- [What you should do]: Find the string "Output" in the data, then copy every line where it is found.

- [Extracted data]:
## Begin

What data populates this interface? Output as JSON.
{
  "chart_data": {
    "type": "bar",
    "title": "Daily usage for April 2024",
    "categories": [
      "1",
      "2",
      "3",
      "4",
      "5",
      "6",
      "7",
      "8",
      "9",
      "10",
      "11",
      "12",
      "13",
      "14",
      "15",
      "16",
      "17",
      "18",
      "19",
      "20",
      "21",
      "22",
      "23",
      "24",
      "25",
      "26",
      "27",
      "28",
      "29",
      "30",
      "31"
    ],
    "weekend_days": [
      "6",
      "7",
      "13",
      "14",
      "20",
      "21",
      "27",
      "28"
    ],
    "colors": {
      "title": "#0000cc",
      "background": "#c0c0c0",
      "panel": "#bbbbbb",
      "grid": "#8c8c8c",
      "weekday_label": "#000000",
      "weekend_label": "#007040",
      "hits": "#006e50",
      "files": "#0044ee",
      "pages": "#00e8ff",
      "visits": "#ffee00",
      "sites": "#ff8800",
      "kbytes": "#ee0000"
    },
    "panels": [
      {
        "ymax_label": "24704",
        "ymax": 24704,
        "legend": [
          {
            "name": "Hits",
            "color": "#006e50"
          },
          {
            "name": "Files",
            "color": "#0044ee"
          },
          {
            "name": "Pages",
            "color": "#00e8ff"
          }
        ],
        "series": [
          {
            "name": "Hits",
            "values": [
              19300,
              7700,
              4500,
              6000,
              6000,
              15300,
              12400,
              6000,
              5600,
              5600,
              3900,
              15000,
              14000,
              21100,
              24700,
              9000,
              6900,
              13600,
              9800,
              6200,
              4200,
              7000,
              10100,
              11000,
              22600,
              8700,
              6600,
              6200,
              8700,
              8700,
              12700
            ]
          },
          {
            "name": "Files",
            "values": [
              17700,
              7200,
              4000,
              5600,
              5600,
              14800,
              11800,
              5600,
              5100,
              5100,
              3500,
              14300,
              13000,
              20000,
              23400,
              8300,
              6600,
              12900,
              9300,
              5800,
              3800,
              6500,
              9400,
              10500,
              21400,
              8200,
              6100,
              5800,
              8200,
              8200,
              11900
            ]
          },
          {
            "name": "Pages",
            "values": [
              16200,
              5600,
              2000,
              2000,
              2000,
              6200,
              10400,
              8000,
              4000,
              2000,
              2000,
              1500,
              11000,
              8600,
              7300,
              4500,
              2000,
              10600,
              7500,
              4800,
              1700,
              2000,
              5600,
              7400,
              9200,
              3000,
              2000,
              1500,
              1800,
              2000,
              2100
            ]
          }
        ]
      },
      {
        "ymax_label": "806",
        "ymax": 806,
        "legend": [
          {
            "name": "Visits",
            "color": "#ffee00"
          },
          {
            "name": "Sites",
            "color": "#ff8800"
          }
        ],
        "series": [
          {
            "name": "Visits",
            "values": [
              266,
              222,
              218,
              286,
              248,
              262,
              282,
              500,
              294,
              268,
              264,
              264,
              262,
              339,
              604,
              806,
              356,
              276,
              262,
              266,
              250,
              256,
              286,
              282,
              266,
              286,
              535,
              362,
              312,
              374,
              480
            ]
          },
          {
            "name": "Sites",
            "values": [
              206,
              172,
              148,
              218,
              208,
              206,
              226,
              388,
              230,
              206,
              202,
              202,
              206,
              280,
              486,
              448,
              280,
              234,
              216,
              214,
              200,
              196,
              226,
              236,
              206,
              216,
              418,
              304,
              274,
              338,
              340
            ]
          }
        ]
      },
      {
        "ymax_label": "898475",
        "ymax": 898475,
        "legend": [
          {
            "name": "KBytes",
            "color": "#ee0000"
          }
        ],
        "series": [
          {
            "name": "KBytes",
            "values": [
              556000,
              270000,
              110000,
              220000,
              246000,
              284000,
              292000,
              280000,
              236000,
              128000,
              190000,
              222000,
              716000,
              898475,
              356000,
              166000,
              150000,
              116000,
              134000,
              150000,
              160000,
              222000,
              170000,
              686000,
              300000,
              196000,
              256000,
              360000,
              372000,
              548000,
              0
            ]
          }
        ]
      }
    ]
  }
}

## End
## Begin

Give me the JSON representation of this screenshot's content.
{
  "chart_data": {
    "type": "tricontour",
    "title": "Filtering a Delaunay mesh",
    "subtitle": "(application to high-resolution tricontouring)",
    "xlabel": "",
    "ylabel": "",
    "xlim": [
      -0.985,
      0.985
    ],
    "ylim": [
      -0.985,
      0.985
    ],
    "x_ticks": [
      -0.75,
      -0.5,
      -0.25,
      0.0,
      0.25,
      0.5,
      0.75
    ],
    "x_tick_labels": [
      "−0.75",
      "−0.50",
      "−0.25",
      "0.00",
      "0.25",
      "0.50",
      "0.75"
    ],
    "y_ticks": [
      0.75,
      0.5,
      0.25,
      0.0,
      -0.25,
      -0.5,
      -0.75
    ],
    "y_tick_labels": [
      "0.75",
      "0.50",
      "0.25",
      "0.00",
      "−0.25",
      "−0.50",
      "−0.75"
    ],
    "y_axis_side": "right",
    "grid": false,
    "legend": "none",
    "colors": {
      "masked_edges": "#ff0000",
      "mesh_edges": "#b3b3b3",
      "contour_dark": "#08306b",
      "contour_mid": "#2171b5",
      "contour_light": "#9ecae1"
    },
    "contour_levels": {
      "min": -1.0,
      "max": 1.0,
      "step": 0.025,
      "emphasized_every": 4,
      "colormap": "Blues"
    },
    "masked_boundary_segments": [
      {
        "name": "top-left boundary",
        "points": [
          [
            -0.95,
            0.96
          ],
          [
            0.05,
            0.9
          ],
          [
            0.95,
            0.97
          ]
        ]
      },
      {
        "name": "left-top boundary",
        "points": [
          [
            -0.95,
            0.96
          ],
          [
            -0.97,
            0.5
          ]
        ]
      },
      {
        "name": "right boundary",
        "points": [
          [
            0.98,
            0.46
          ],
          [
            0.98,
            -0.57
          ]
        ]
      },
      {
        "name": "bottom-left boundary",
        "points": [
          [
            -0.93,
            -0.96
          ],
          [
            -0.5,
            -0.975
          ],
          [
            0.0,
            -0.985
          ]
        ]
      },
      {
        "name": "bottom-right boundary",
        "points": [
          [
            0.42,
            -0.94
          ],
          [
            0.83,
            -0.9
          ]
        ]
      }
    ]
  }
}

## End
## Begin

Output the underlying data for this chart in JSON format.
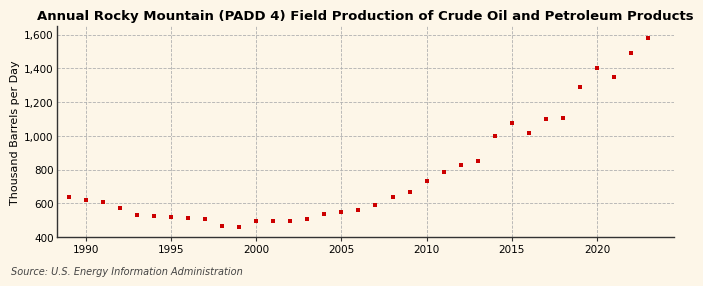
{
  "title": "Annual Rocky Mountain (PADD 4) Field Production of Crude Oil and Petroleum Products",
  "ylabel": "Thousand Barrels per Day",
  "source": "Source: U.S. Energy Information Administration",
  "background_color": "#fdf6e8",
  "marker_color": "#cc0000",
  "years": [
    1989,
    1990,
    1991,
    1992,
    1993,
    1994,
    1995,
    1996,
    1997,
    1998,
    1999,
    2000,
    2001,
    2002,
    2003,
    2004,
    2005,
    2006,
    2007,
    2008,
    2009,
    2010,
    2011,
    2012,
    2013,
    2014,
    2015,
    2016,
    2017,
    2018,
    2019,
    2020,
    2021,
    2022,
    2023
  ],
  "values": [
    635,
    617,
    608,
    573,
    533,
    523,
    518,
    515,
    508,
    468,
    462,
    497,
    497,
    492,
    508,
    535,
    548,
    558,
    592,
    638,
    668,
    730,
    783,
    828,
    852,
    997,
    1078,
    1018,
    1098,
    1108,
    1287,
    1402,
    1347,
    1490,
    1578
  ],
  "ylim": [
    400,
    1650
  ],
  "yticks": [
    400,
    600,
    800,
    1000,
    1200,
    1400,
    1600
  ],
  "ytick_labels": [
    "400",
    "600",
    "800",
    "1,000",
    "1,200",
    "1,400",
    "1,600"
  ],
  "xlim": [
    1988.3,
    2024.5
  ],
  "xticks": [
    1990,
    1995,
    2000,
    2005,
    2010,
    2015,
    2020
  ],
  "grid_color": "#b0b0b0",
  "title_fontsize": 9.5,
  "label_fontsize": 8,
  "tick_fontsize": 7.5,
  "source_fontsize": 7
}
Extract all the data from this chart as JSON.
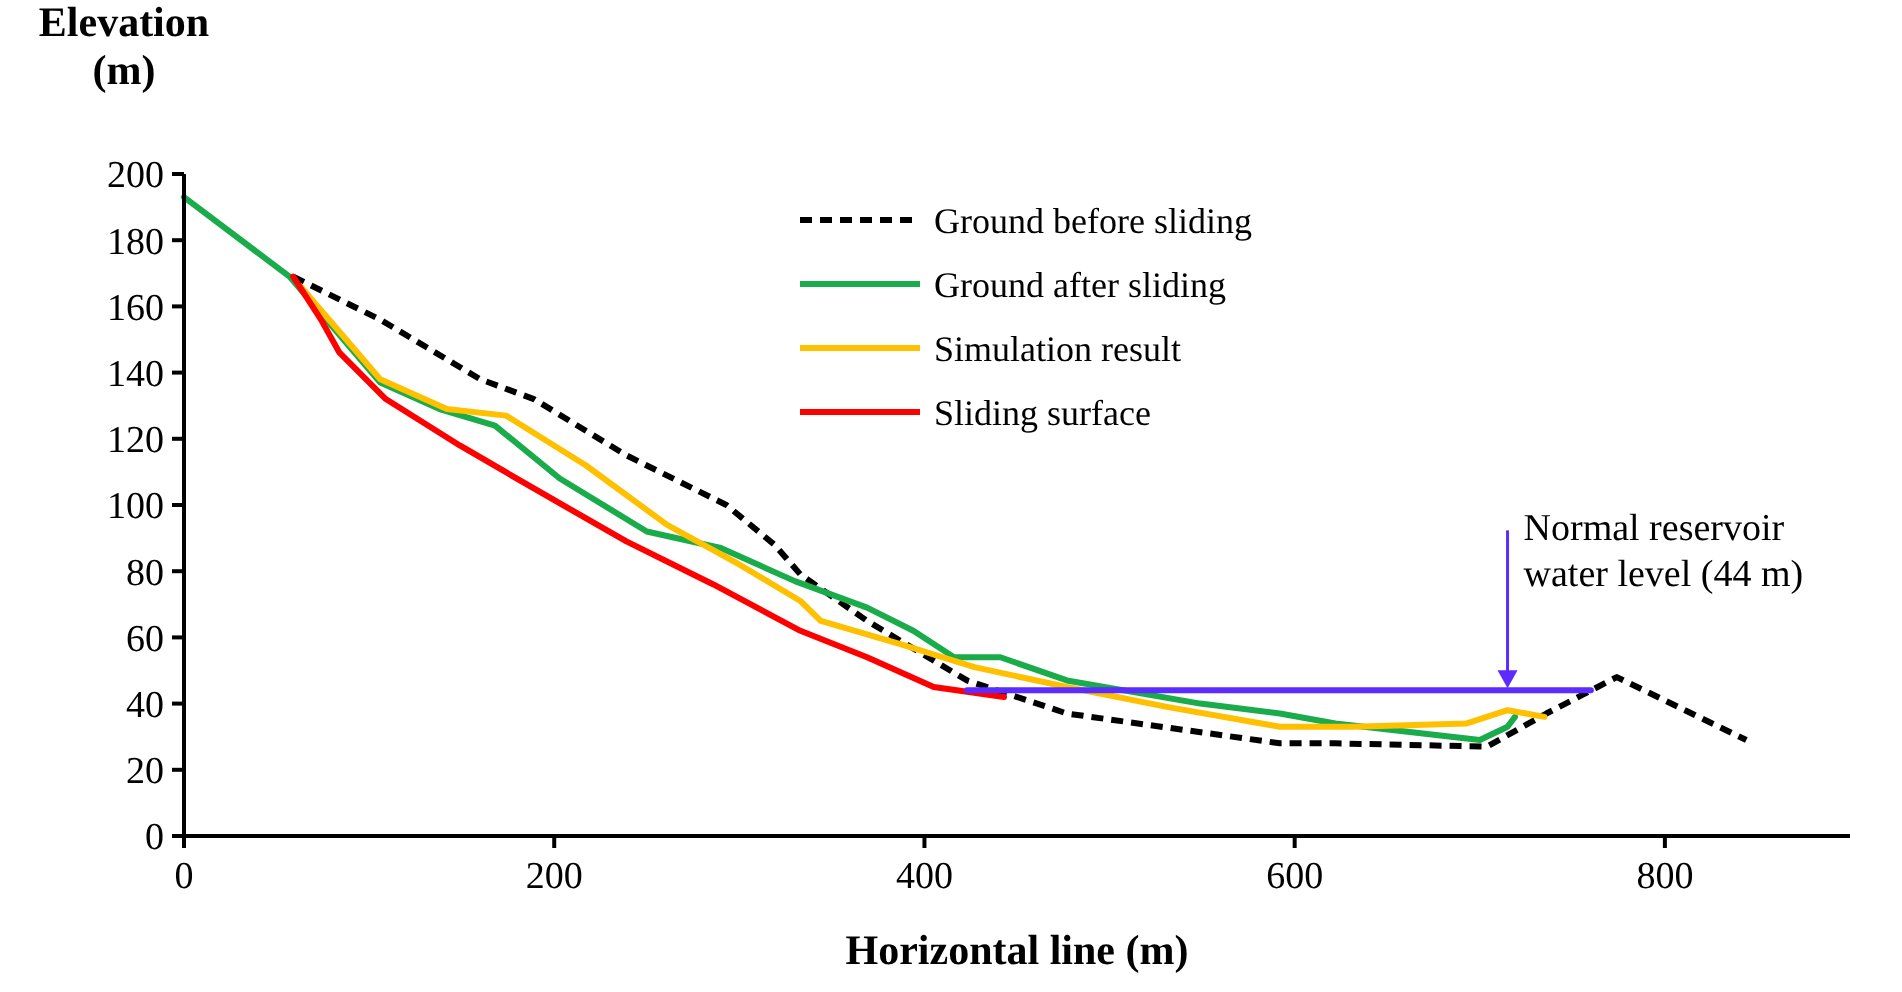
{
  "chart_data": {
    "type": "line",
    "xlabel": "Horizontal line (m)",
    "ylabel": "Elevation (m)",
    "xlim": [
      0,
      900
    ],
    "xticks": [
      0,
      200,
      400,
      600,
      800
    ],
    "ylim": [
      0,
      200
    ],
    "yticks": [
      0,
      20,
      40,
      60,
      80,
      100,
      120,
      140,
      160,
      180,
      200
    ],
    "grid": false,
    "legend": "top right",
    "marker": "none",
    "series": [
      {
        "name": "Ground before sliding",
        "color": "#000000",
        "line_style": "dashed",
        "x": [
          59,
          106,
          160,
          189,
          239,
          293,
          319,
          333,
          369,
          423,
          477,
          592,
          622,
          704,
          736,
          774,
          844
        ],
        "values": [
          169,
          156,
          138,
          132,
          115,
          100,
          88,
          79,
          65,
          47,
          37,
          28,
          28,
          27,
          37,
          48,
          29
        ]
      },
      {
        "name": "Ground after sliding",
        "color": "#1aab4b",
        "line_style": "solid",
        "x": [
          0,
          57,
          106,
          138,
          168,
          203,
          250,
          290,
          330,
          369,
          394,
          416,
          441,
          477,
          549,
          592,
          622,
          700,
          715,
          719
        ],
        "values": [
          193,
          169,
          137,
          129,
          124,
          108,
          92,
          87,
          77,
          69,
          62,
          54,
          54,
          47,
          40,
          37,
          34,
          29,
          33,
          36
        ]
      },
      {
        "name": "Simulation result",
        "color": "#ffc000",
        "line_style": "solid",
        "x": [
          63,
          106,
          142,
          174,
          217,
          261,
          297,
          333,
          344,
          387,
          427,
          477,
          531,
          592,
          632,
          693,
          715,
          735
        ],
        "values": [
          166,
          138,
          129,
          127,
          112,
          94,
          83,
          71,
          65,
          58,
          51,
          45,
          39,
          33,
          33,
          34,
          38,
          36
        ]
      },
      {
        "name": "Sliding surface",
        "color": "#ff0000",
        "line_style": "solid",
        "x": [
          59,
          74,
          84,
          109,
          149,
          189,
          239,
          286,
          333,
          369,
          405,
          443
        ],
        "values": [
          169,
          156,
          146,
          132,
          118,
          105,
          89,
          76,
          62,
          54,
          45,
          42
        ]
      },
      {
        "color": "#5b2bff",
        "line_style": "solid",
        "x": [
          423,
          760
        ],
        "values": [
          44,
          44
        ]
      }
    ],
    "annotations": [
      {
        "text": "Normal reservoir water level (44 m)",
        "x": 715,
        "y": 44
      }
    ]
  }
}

## End

- [Task result]:
What data populates this interface? Output as JSON.
Output the underlying data for this chart in JSON format.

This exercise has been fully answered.